-- BEGIN Exercise data --

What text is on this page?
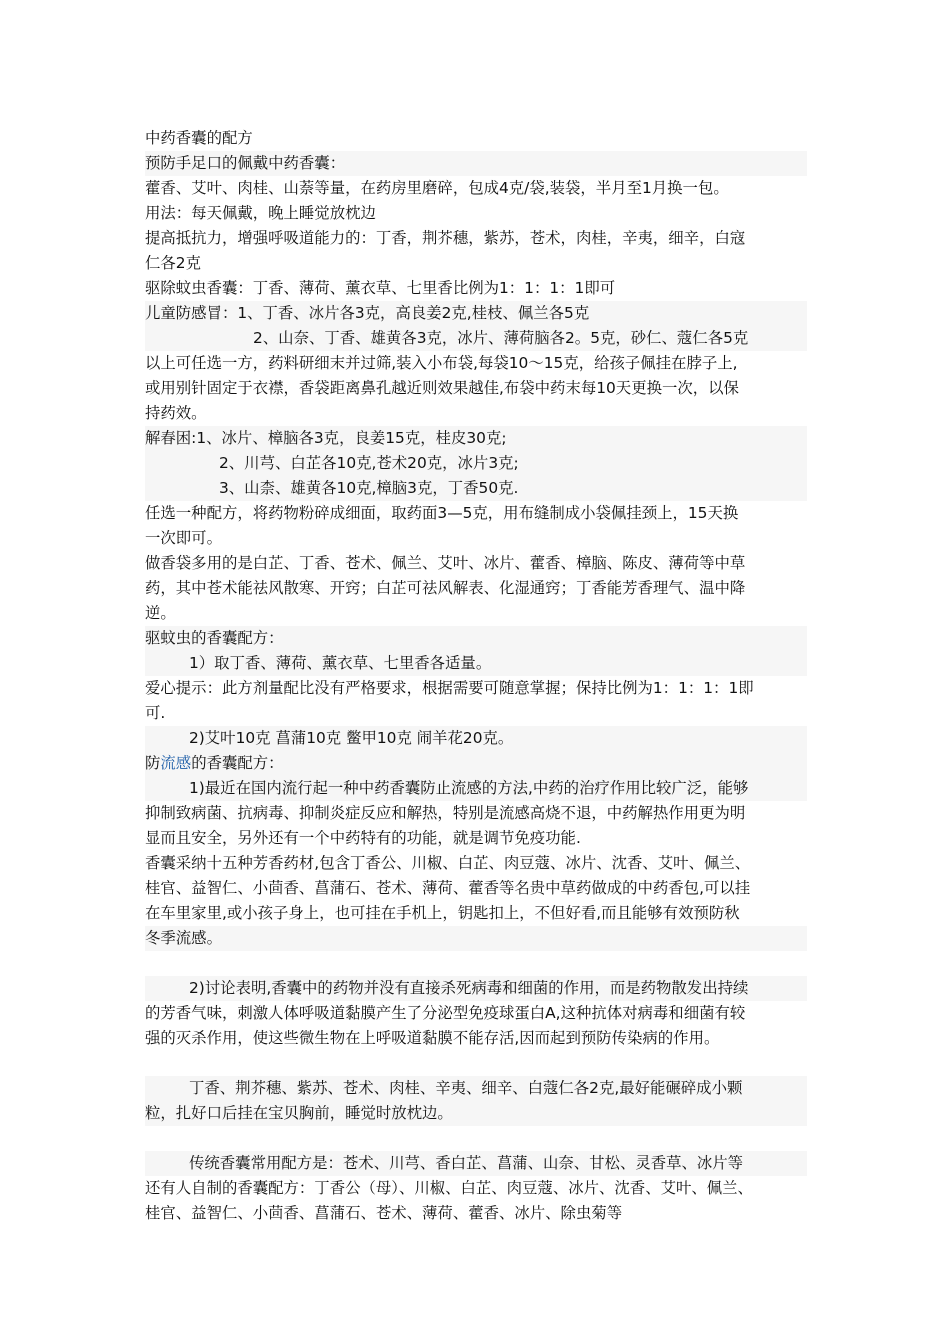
中药香囊的配方
预防手足口的佩戴中药香囊：
藿香、艾叶、肉桂、山萘等量，在药房里磨碎，包成4克/袋,装袋，半月至1月换一包。
用法：每天佩戴，晚上睡觉放枕边
提高抵抗力，增强呼吸道能力的：丁香，荆芥穗，紫苏，苍术，肉桂，辛夷，细辛，白寇
仁各2克
驱除蚊虫香囊：丁香、薄荷、薰衣草、七里香比例为1：1：1：1即可
儿童防感冒：1、丁香、冰片各3克，高良姜2克,桂枝、佩兰各5克
2、山奈、丁香、雄黄各3克，冰片、薄荷脑各2。5克，砂仁、蔻仁各5克
以上可任选一方，药料研细末并过筛,装入小布袋,每袋10～15克，给孩子佩挂在脖子上,
或用别针固定于衣襟，香袋距离鼻孔越近则效果越佳,布袋中药末每10天更换一次，以保
持药效。
解春困:1、冰片、樟脑各3克，良姜15克，桂皮30克;
2、川芎、白芷各10克,苍术20克，冰片3克;
3、山柰、雄黄各10克,樟脑3克，丁香50克.
任选一种配方，将药物粉碎成细面，取药面3—5克，用布缝制成小袋佩挂颈上，15天换
一次即可。
做香袋多用的是白芷、丁香、苍术、佩兰、艾叶、冰片、藿香、樟脑、陈皮、薄荷等中草
药，其中苍术能祛风散寒、开窍；白芷可祛风解表、化湿通窍；丁香能芳香理气、温中降
逆。
驱蚊虫的香囊配方：
1）取丁香、薄荷、薰衣草、七里香各适量。
爱心提示：此方剂量配比没有严格要求，根据需要可随意掌握；保持比例为1：1：1：1即
可.
2)艾叶10克 菖蒲10克 鳖甲10克 闹羊花20克。
防流感的香囊配方：
1)最近在国内流行起一种中药香囊防止流感的方法,中药的治疗作用比较广泛，能够
抑制致病菌、抗病毒、抑制炎症反应和解热，特别是流感高烧不退，中药解热作用更为明
显而且安全，另外还有一个中药特有的功能，就是调节免疫功能.
香囊采纳十五种芳香药材,包含丁香公、川椒、白芷、肉豆蔻、冰片、沈香、艾叶、佩兰、
桂官、益智仁、小茴香、菖蒲石、苍术、薄荷、藿香等名贵中草药做成的中药香包,可以挂
在车里家里,或小孩子身上，也可挂在手机上，钥匙扣上，不但好看,而且能够有效预防秋
冬季流感。
2)讨论表明,香囊中的药物并没有直接杀死病毒和细菌的作用，而是药物散发出持续
的芳香气味，刺激人体呼吸道黏膜产生了分泌型免疫球蛋白A,这种抗体对病毒和细菌有较
强的灭杀作用，使这些微生物在上呼吸道黏膜不能存活,因而起到预防传染病的作用。
丁香、荆芥穗、紫苏、苍术、肉桂、辛夷、细辛、白蔻仁各2克,最好能碾碎成小颗
粒，扎好口后挂在宝贝胸前，睡觉时放枕边。
传统香囊常用配方是：苍术、川芎、香白芷、菖蒲、山奈、甘松、灵香草、冰片等
还有人自制的香囊配方：丁香公（母）、川椒、白芷、肉豆蔻、冰片、沈香、艾叶、佩兰、
桂官、益智仁、小茴香、菖蒲石、苍术、薄荷、藿香、冰片、除虫菊等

-- END Exercise data --

Directions. Would you return the data exactly as written, without the pictures?

Output of the exercise.
What text is on this page?
中药香囊的配方
预防手足口的佩戴中药香囊：
藿香、艾叶、肉桂、山萘等量，在药房里磨碎，包成4克/袋,装袋，半月至1月换一包。
用法：每天佩戴，晚上睡觉放枕边
提高抵抗力，增强呼吸道能力的：丁香，荆芥穗，紫苏，苍术，肉桂，辛夷，细辛，白寇
仁各2克
驱除蚊虫香囊：丁香、薄荷、薰衣草、七里香比例为1：1：1：1即可
儿童防感冒：1、丁香、冰片各3克，高良姜2克,桂枝、佩兰各5克
2、山奈、丁香、雄黄各3克，冰片、薄荷脑各2。5克，砂仁、蔻仁各5克
以上可任选一方，药料研细末并过筛,装入小布袋,每袋10～15克，给孩子佩挂在脖子上,
或用别针固定于衣襟，香袋距离鼻孔越近则效果越佳,布袋中药末每10天更换一次，以保
持药效。
解春困:1、冰片、樟脑各3克，良姜15克，桂皮30克;
2、川芎、白芷各10克,苍术20克，冰片3克;
3、山柰、雄黄各10克,樟脑3克，丁香50克.
任选一种配方，将药物粉碎成细面，取药面3—5克，用布缝制成小袋佩挂颈上，15天换
一次即可。
做香袋多用的是白芷、丁香、苍术、佩兰、艾叶、冰片、藿香、樟脑、陈皮、薄荷等中草
药，其中苍术能祛风散寒、开窍；白芷可祛风解表、化湿通窍；丁香能芳香理气、温中降
逆。
驱蚊虫的香囊配方：
1）取丁香、薄荷、薰衣草、七里香各适量。
爱心提示：此方剂量配比没有严格要求，根据需要可随意掌握；保持比例为1：1：1：1即
可.
2)艾叶10克 菖蒲10克 鳖甲10克 闹羊花20克。
防流感的香囊配方：
1)最近在国内流行起一种中药香囊防止流感的方法,中药的治疗作用比较广泛，能够
抑制致病菌、抗病毒、抑制炎症反应和解热，特别是流感高烧不退，中药解热作用更为明
显而且安全，另外还有一个中药特有的功能，就是调节免疫功能.
香囊采纳十五种芳香药材,包含丁香公、川椒、白芷、肉豆蔻、冰片、沈香、艾叶、佩兰、
桂官、益智仁、小茴香、菖蒲石、苍术、薄荷、藿香等名贵中草药做成的中药香包,可以挂
在车里家里,或小孩子身上，也可挂在手机上，钥匙扣上，不但好看,而且能够有效预防秋
冬季流感。
2)讨论表明,香囊中的药物并没有直接杀死病毒和细菌的作用，而是药物散发出持续
的芳香气味，刺激人体呼吸道黏膜产生了分泌型免疫球蛋白A,这种抗体对病毒和细菌有较
强的灭杀作用，使这些微生物在上呼吸道黏膜不能存活,因而起到预防传染病的作用。
丁香、荆芥穗、紫苏、苍术、肉桂、辛夷、细辛、白蔻仁各2克,最好能碾碎成小颗
粒，扎好口后挂在宝贝胸前，睡觉时放枕边。
传统香囊常用配方是：苍术、川芎、香白芷、菖蒲、山奈、甘松、灵香草、冰片等
还有人自制的香囊配方：丁香公（母）、川椒、白芷、肉豆蔻、冰片、沈香、艾叶、佩兰、
桂官、益智仁、小茴香、菖蒲石、苍术、薄荷、藿香、冰片、除虫菊等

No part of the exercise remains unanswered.